**Trecho fornecido:**
--*--
Para almoçar, conheça o restaurante El Huerto (Ladislao Cabrera, 86). Há quem diga que é o melhor da cidade. Um pouco caro para os padrões locais, mas para quem se acostumou aos preços de Brasília, é tranquilo. Achei tudo muito bom e você come em um pátio bonito e ensolarado. Até esse momento, eu tinha passado tanta fome que, sinceramente, El Huerto parecia um oásis. Valeu cada centavo.

À noite, vá ao Bibliocafé (N. Ortiz, 50), um barzinho que toca muito rock, à meia luz, e serve uns aperitivos deliciosos. Sugiro uma porção de nachos com molho bolognesa ou de queijo (10 bolivianos) e um mojito para acompanhar (18 bolivianos).

LA PAZ - BOLÍVIA

De Sucre a La Paz, fomos pela empresa El Dorado, em um ônibus super confortável do tipo leito (eles chamam de bus cama), com aquecedor, TV e poltronas reclináveis. Mas, por mais "chique" que seja, o banheiro continua sendo o mesmo: a moitinha mais próxima (isso quando o motorista achar conveniente parar). Foram longas 12 horas de viagem. A passagem custa 130 bolivianos.

Quanto à alimentação, a rodoviária, por incrível que pareça, tem bons desayunos. Porém, para almoçar, nessa altura da viagem, já não aguentava mais ver frango na minha frente! É pollo com arroz, com batata, pollo no sanduíche, sopa de pollo... cheguei a ver até pipoca de pollo 

Para passear, o "Museo de La Coca" (13 bolivianos) é bastante instrutivo e rico. Dá para aproveitar e almoçar ao lado, no Pot Restaurante, um ambiente rústico e bonito, todo em madeira. Se quiser comprar lembrancinhas, é uma boa andar pela calle Linares, que tem uma grande diversidade de artesanatos. O hostel El Solario, onde nos hospedamos, fica perto. O quarto é simples, mas funcional, tem wi fi e custou 60 bolivianos (diária do casal).

Fomos ao mirante Killi Killi, que exige uma dose extra de fôlego para subir, mas oferece uma bela vista da
Rua Jaen
cidade, com seus incontáveis casebres e morros ao fundo. Outra dica é passear pela rua Jaen. Ela lembra um pouco o bairro La Boca, em Buenos Aires. Tem várias casas e museus coloridos. Tive o azar de ir no domingo e quase todos estavam fechados.

A praça Murillo abriga o Palácio Presidencial, a catedral e, na esquina, o Museu Nacional de Arte. Vi uma ótima exposição de artistas bolivianos sobre a quinua, um tipo de grão nutritivo e muito consumido pelas comunidades andinas. A igreja de Santo Domingo também chama a atenção, por misturar elementos arquitetônicos barrocos e indígenas.

Os táxis são baratos em toda a Bolívia. Se estiver com bagagem pesada, é sempre a melhor opção. Os trechos não muito longos custam, em média, 10 bolivianos (4 reais). O ideal é combinar o preço antes de sair, para evitar surpresas. Em La Paz e Sucre, eles passam o tempo todo, um atrás do outro.
--*--
**Os dados:**
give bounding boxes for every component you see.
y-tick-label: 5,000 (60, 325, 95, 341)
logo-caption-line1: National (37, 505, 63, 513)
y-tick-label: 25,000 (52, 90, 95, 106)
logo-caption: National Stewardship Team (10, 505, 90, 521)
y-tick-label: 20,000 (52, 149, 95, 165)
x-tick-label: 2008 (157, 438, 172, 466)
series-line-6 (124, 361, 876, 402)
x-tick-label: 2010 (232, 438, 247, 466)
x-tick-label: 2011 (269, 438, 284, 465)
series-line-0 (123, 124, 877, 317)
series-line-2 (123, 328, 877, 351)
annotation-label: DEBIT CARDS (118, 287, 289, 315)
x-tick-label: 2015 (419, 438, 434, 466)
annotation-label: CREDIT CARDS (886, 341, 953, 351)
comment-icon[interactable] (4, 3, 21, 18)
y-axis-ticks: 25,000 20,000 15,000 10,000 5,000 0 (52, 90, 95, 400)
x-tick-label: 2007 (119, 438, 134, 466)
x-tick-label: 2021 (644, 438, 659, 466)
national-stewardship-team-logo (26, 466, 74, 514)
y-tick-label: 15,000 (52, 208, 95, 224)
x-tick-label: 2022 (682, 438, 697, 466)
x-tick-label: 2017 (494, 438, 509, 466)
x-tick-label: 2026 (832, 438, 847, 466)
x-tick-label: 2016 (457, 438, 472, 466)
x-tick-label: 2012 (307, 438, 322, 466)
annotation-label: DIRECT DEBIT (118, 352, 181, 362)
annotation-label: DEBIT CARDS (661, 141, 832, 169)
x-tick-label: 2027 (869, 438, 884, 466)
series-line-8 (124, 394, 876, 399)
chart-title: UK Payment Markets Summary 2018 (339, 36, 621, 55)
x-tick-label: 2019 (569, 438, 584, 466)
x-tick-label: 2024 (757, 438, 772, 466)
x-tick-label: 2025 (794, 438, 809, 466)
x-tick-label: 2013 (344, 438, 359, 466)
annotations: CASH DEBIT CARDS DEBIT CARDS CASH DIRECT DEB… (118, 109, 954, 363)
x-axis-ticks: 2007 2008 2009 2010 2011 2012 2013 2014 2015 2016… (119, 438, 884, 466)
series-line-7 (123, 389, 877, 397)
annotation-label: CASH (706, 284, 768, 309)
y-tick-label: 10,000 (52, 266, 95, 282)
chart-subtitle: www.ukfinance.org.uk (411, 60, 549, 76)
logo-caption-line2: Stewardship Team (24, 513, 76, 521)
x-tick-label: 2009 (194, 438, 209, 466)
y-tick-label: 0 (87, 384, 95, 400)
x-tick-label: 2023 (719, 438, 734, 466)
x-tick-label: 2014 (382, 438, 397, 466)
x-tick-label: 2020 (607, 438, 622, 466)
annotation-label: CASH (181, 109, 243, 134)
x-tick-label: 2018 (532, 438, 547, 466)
--*--
**Pedido de trabalho 1:** Traduza para o inglês esta frase do trecho fornecido: "A praça Murillo abriga o Palácio Presidencial, a catedral e, na esquina, o Museu Nacional de Arte."
**Pedido de trabalho 2:** Cite literalmente do trecho fornecido a passagem que se inicia nas palavras "Os táxis são" e termina logo após "atrás do outro.".
Os dados não são necessários para nenhuma das tarefas.

**Resposta da tarefa 1:** Murillo Square is home to the Presidential Palace, the cathedral, and, on the corner, the National Museum of Art.

**Resposta da tarefa 2:**
Os táxis são baratos em toda a Bolívia. Se estiver com bagagem pesada, é sempre a melhor opção. Os trechos não muito longos custam, em média, 10 bolivianos (4 reais). O ideal é combinar o preço antes de sair, para evitar surpresas. Em La Paz e Sucre, eles passam o tempo todo, um atrás do outro.